QUOTED TEXT:

============

Significance: The significance of the Camp David Accords was as follows:

  • The peace negotiations between the two nations became the first of its kind between Israel and any Arab State

  • The accords ended the state of war between Israel and Egypt

  • Israel withdrew from the Sinai Peninsula

  • The Egypt–Israel Peace Treaty was signed soon after the accords on 26 March 1979

  • Egypt became less dependent on its Arab allies and the USSR and more reliant on the United States

  • The Nobel Peace Prize 1978 was awarded jointly to Mohamed Anwar al-Sadat and Menachem Begin for taking the initiative in negotiating a peace treaty between Egypt and Israel

Consequences: An unforeseen consequence of the Camp David Accords was the assassination of Anwar Sadat, on  October 6, 1981, by dissatisfied Islamic extremists from within Egypt.

Impact: The foundation of diplomatic negotiations at the Camp David Accords led to the 1991 Madrid Conference, the 1993 Oslo Accords, and the 1994 Israel-Jordan Treaty of Peace.

============

ITEMS:
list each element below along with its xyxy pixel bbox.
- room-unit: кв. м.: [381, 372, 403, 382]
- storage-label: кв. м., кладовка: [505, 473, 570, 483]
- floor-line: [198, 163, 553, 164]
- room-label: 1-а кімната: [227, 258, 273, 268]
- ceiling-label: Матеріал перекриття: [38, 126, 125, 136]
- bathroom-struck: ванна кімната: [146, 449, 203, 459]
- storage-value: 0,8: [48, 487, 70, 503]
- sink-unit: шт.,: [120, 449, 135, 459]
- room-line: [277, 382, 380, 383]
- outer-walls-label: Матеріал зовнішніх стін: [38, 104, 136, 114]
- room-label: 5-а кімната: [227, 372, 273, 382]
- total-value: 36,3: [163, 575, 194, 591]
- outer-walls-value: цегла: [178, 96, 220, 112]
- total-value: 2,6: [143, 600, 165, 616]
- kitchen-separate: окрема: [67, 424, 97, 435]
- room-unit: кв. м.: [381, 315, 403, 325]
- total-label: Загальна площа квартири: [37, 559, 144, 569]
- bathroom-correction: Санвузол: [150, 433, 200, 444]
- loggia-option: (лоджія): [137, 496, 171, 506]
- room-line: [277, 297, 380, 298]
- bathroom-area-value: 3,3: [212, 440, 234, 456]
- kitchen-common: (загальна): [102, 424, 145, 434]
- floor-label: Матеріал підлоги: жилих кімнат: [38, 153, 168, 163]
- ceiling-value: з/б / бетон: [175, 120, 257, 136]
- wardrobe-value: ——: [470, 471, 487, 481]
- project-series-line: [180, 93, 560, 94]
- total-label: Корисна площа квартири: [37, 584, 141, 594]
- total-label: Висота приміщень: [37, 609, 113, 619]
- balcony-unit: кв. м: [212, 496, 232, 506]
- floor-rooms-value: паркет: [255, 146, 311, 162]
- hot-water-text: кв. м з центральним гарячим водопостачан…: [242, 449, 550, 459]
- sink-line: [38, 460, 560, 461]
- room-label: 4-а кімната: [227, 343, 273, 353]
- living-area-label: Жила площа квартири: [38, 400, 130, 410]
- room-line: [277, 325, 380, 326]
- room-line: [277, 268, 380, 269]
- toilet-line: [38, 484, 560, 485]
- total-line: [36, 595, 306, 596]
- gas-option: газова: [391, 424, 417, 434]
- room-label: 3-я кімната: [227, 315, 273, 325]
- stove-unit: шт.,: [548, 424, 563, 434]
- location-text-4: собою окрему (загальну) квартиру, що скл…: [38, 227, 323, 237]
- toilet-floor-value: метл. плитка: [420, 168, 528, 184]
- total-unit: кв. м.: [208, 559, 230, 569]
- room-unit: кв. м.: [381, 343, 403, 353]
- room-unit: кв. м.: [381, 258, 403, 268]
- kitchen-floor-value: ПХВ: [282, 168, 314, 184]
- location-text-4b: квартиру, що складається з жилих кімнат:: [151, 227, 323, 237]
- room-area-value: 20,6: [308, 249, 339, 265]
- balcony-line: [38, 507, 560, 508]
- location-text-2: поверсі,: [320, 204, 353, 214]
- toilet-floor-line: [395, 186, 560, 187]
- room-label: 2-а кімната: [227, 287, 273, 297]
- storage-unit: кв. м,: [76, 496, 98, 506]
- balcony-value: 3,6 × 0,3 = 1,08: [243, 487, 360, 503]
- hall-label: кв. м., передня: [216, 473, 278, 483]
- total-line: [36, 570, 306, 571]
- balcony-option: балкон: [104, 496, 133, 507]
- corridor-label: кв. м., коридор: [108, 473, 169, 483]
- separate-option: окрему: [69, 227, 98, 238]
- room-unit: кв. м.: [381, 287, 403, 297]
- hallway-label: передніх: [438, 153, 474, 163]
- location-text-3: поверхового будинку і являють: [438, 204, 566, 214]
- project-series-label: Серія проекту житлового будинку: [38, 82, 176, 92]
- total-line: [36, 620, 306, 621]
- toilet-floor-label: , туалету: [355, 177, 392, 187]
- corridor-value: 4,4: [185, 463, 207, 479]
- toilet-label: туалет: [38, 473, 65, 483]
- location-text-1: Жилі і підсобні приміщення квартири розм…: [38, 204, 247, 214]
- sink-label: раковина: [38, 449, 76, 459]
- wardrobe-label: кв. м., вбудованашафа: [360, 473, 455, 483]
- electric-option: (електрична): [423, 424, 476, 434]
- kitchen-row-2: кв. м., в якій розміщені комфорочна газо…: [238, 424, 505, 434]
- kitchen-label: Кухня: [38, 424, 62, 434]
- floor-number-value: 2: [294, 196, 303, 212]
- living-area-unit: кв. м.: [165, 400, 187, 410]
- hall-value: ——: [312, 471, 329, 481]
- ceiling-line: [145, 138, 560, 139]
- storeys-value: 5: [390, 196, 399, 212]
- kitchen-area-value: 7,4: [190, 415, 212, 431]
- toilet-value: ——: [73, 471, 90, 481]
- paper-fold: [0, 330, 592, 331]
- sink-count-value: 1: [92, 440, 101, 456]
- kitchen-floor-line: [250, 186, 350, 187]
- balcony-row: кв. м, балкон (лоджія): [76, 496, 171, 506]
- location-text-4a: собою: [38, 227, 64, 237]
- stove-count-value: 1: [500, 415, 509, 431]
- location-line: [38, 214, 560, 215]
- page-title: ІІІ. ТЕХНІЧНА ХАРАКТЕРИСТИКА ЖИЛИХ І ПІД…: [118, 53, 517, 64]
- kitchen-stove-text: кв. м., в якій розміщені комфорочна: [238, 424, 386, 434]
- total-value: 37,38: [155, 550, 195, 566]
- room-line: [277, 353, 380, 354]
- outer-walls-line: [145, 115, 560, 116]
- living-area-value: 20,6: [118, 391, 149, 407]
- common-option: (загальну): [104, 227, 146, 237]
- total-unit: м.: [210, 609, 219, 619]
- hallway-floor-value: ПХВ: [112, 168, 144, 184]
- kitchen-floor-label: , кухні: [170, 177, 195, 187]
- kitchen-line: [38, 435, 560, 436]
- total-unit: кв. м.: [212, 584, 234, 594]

============

SET EXERCISE: According to the text on the Camp David Accords, on what date was the Egypt–Israel Peace Treaty signed?

SOLUTION TO THIS PROBLEM: 26 March 1979